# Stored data
[BEGIN]
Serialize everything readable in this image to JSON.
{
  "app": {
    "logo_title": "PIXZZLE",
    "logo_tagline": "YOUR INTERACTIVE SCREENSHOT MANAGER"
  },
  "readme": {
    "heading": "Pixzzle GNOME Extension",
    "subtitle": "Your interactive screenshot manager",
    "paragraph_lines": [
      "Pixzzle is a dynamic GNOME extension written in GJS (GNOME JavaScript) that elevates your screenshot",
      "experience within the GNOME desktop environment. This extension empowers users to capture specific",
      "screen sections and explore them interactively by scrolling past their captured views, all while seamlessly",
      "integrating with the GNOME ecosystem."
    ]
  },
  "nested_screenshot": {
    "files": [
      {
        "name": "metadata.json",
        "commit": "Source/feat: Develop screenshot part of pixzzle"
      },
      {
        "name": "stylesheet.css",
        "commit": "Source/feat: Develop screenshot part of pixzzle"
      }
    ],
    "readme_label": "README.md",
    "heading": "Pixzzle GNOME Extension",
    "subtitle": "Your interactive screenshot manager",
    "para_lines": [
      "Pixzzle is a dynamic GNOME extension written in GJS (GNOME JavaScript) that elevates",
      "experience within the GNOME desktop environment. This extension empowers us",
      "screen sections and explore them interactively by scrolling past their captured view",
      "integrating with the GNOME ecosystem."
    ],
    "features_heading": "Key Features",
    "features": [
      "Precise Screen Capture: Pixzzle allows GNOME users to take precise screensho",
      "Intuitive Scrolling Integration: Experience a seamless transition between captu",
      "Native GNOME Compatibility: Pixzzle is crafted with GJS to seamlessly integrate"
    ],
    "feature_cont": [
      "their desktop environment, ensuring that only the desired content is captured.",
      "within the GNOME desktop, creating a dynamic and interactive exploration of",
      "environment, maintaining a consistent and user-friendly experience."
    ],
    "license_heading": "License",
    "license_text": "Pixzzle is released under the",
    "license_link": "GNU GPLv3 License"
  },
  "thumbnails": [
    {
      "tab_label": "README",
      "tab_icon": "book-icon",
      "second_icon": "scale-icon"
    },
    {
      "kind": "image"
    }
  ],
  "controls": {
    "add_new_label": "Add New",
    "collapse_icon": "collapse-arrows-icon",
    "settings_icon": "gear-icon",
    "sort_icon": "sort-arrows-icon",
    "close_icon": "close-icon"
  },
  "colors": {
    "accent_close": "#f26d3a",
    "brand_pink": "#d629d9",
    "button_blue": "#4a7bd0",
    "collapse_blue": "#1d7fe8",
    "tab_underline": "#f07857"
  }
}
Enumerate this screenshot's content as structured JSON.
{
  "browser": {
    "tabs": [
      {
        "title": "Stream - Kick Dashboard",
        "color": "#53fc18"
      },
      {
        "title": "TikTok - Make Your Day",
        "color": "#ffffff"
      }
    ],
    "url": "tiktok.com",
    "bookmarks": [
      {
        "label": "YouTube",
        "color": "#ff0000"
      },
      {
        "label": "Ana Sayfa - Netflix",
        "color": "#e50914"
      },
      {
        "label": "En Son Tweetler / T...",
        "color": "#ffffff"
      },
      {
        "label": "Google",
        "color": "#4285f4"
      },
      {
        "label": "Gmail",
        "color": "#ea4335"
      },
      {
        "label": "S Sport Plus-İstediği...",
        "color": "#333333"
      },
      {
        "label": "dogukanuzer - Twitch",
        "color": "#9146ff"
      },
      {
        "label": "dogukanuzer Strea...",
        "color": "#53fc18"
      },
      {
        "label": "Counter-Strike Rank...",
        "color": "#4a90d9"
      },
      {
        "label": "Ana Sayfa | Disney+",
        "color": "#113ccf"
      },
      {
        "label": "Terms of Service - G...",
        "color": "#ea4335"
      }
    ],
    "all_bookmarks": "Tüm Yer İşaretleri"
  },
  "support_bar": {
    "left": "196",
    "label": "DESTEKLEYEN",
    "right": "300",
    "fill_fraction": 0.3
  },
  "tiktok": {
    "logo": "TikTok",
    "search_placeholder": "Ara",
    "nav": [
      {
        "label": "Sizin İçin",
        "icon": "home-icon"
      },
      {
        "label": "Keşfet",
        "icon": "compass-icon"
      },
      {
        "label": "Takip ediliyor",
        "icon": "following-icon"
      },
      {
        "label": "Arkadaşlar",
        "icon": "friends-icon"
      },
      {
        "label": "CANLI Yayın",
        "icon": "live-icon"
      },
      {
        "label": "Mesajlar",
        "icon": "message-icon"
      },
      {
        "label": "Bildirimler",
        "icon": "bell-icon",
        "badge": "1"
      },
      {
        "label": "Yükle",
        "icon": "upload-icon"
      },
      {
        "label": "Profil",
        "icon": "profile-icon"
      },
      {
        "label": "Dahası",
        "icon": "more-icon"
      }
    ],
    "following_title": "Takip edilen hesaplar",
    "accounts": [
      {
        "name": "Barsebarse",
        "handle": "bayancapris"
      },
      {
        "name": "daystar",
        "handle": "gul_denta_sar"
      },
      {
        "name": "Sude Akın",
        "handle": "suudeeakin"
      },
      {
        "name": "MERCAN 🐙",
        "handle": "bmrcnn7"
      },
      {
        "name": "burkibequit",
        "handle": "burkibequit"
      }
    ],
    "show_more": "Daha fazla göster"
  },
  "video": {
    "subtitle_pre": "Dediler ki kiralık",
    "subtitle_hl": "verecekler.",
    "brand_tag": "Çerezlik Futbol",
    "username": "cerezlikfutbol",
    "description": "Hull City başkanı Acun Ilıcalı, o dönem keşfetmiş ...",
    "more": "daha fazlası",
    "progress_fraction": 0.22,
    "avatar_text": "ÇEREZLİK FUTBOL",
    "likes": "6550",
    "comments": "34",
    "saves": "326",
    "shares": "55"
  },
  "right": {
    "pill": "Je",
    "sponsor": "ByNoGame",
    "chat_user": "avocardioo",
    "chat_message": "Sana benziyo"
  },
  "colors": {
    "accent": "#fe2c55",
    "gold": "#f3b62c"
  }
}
[END]
# Task brief
Above are some records; repeat all of them exactly.

# Response below
Serialize everything readable in this image to JSON.
{
  "app": {
    "logo_title": "PIXZZLE",
    "logo_tagline": "YOUR INTERACTIVE SCREENSHOT MANAGER"
  },
  "readme": {
    "heading": "Pixzzle GNOME Extension",
    "subtitle": "Your interactive screenshot manager",
    "paragraph_lines": [
      "Pixzzle is a dynamic GNOME extension written in GJS (GNOME JavaScript) that elevates your screenshot",
      "experience within the GNOME desktop environment. This extension empowers users to capture specific",
      "screen sections and explore them interactively by scrolling past their captured views, all while seamlessly",
      "integrating with the GNOME ecosystem."
    ]
  },
  "nested_screenshot": {
    "files": [
      {
        "name": "metadata.json",
        "commit": "Source/feat: Develop screenshot part of pixzzle"
      },
      {
        "name": "stylesheet.css",
        "commit": "Source/feat: Develop screenshot part of pixzzle"
      }
    ],
    "readme_label": "README.md",
    "heading": "Pixzzle GNOME Extension",
    "subtitle": "Your interactive screenshot manager",
    "para_lines": [
      "Pixzzle is a dynamic GNOME extension written in GJS (GNOME JavaScript) that elevates",
      "experience within the GNOME desktop environment. This extension empowers us",
      "screen sections and explore them interactively by scrolling past their captured view",
      "integrating with the GNOME ecosystem."
    ],
    "features_heading": "Key Features",
    "features": [
      "Precise Screen Capture: Pixzzle allows GNOME users to take precise screensho",
      "Intuitive Scrolling Integration: Experience a seamless transition between captu",
      "Native GNOME Compatibility: Pixzzle is crafted with GJS to seamlessly integrate"
    ],
    "feature_cont": [
      "their desktop environment, ensuring that only the desired content is captured.",
      "within the GNOME desktop, creating a dynamic and interactive exploration of",
      "environment, maintaining a consistent and user-friendly experience."
    ],
    "license_heading": "License",
    "license_text": "Pixzzle is released under the",
    "license_link": "GNU GPLv3 License"
  },
  "thumbnails": [
    {
      "tab_label": "README",
      "tab_icon": "book-icon",
      "second_icon": "scale-icon"
    },
    {
      "kind": "image"
    }
  ],
  "controls": {
    "add_new_label": "Add New",
    "collapse_icon": "collapse-arrows-icon",
    "settings_icon": "gear-icon",
    "sort_icon": "sort-arrows-icon",
    "close_icon": "close-icon"
  },
  "colors": {
    "accent_close": "#f26d3a",
    "brand_pink": "#d629d9",
    "button_blue": "#4a7bd0",
    "collapse_blue": "#1d7fe8",
    "tab_underline": "#f07857"
  }
}
Enumerate this screenshot's content as structured JSON.
{
  "browser": {
    "tabs": [
      {
        "title": "Stream - Kick Dashboard",
        "color": "#53fc18"
      },
      {
        "title": "TikTok - Make Your Day",
        "color": "#ffffff"
      }
    ],
    "url": "tiktok.com",
    "bookmarks": [
      {
        "label": "YouTube",
        "color": "#ff0000"
      },
      {
        "label": "Ana Sayfa - Netflix",
        "color": "#e50914"
      },
      {
        "label": "En Son Tweetler / T...",
        "color": "#ffffff"
      },
      {
        "label": "Google",
        "color": "#4285f4"
      },
      {
        "label": "Gmail",
        "color": "#ea4335"
      },
      {
        "label": "S Sport Plus-İstediği...",
        "color": "#333333"
      },
      {
        "label": "dogukanuzer - Twitch",
        "color": "#9146ff"
      },
      {
        "label": "dogukanuzer Strea...",
        "color": "#53fc18"
      },
      {
        "label": "Counter-Strike Rank...",
        "color": "#4a90d9"
      },
      {
        "label": "Ana Sayfa | Disney+",
        "color": "#113ccf"
      },
      {
        "label": "Terms of Service - G...",
        "color": "#ea4335"
      }
    ],
    "all_bookmarks": "Tüm Yer İşaretleri"
  },
  "support_bar": {
    "left": "196",
    "label": "DESTEKLEYEN",
    "right": "300",
    "fill_fraction": 0.3
  },
  "tiktok": {
    "logo": "TikTok",
    "search_placeholder": "Ara",
    "nav": [
      {
        "label": "Sizin İçin",
        "icon": "home-icon"
      },
      {
        "label": "Keşfet",
        "icon": "compass-icon"
      },
      {
        "label": "Takip ediliyor",
        "icon": "following-icon"
      },
      {
        "label": "Arkadaşlar",
        "icon": "friends-icon"
      },
      {
        "label": "CANLI Yayın",
        "icon": "live-icon"
      },
      {
        "label": "Mesajlar",
        "icon": "message-icon"
      },
      {
        "label": "Bildirimler",
        "icon": "bell-icon",
        "badge": "1"
      },
      {
        "label": "Yükle",
        "icon": "upload-icon"
      },
      {
        "label": "Profil",
        "icon": "profile-icon"
      },
      {
        "label": "Dahası",
        "icon": "more-icon"
      }
    ],
    "following_title": "Takip edilen hesaplar",
    "accounts": [
      {
        "name": "Barsebarse",
        "handle": "bayancapris"
      },
      {
        "name": "daystar",
        "handle": "gul_denta_sar"
      },
      {
        "name": "Sude Akın",
        "handle": "suudeeakin"
      },
      {
        "name": "MERCAN 🐙",
        "handle": "bmrcnn7"
      },
      {
        "name": "burkibequit",
        "handle": "burkibequit"
      }
    ],
    "show_more": "Daha fazla göster"
  },
  "video": {
    "subtitle_pre": "Dediler ki kiralık",
    "subtitle_hl": "verecekler.",
    "brand_tag": "Çerezlik Futbol",
    "username": "cerezlikfutbol",
    "description": "Hull City başkanı Acun Ilıcalı, o dönem keşfetmiş ...",
    "more": "daha fazlası",
    "progress_fraction": 0.22,
    "avatar_text": "ÇEREZLİK FUTBOL",
    "likes": "6550",
    "comments": "34",
    "saves": "326",
    "shares": "55"
  },
  "right": {
    "pill": "Je",
    "sponsor": "ByNoGame",
    "chat_user": "avocardioo",
    "chat_message": "Sana benziyo"
  },
  "colors": {
    "accent": "#fe2c55",
    "gold": "#f3b62c"
  }
}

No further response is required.